• SET PROBLEM
Search the records below for the word "三重一大". Pull out each line that has it.

• EXTRACTED DATA
───
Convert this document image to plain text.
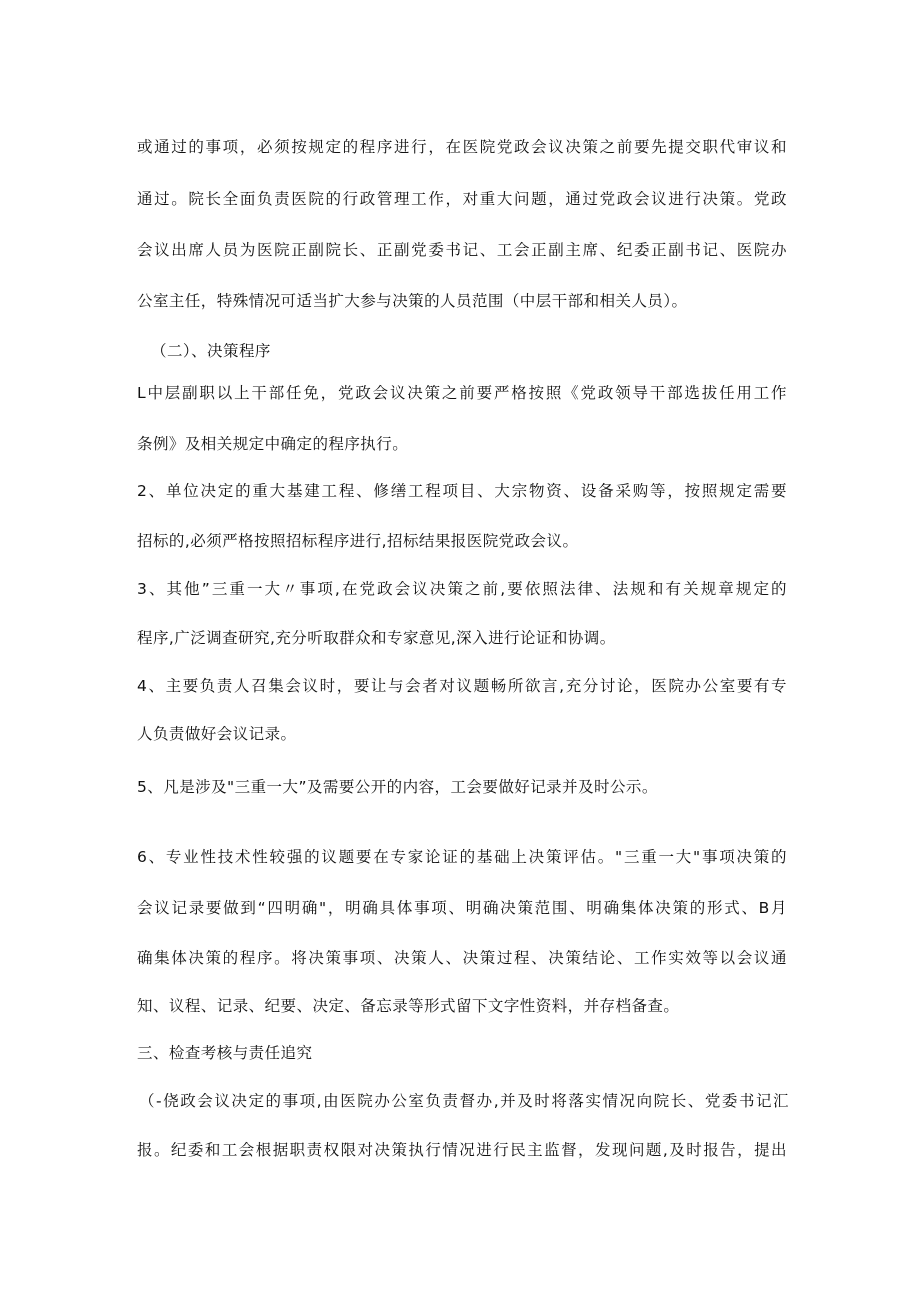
或通过的事项，必须按规定的程序进行，在医院党政会议决策之前要先提交职代审议和
通过。院长全面负责医院的行政管理工作，对重大问题，通过党政会议进行决策。党政
会议出席人员为医院正副院长、正副党委书记、工会正副主席、纪委正副书记、医院办
公室主任，特殊情况可适当扩大参与决策的人员范围（中层干部和相关人员）。
（二）、决策程序
L中层副职以上干部任免，党政会议决策之前要严格按照《党政领导干部选拔任用工作
条例》及相关规定中确定的程序执行。
2、单位决定的重大基建工程、修缮工程项目、大宗物资、设备采购等，按照规定需要
招标的,必须严格按照招标程序进行,招标结果报医院党政会议。
3、其他”三重一大〃事项,在党政会议决策之前,要依照法律、法规和有关规章规定的
程序,广泛调查研究,充分听取群众和专家意见,深入进行论证和协调。
4、主要负责人召集会议时，要让与会者对议题畅所欲言,充分讨论，医院办公室要有专
人负责做好会议记录。
5、凡是涉及"三重一大”及需要公开的内容，工会要做好记录并及时公示。
6、专业性技术性较强的议题要在专家论证的基础上决策评估。"三重一大"事项决策的
会议记录要做到“四明确"，明确具体事项、明确决策范围、明确集体决策的形式、B月
确集体决策的程序。将决策事项、决策人、决策过程、决策结论、工作实效等以会议通
知、议程、记录、纪要、决定、备忘录等形式留下文字性资料，并存档备查。
三、检查考核与责任追究
（-侥政会议决定的事项,由医院办公室负责督办,并及时将落实情况向院长、党委书记汇
报。纪委和工会根据职责权限对决策执行情况进行民主监督，发现问题,及时报告，提出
───
• EXERCISE OUTPUT
3、其他”三重一大〃事项,在党政会议决策之前,要依照法律、法规和有关规章规定的
5、凡是涉及"三重一大”及需要公开的内容，工会要做好记录并及时公示。
6、专业性技术性较强的议题要在专家论证的基础上决策评估。"三重一大"事项决策的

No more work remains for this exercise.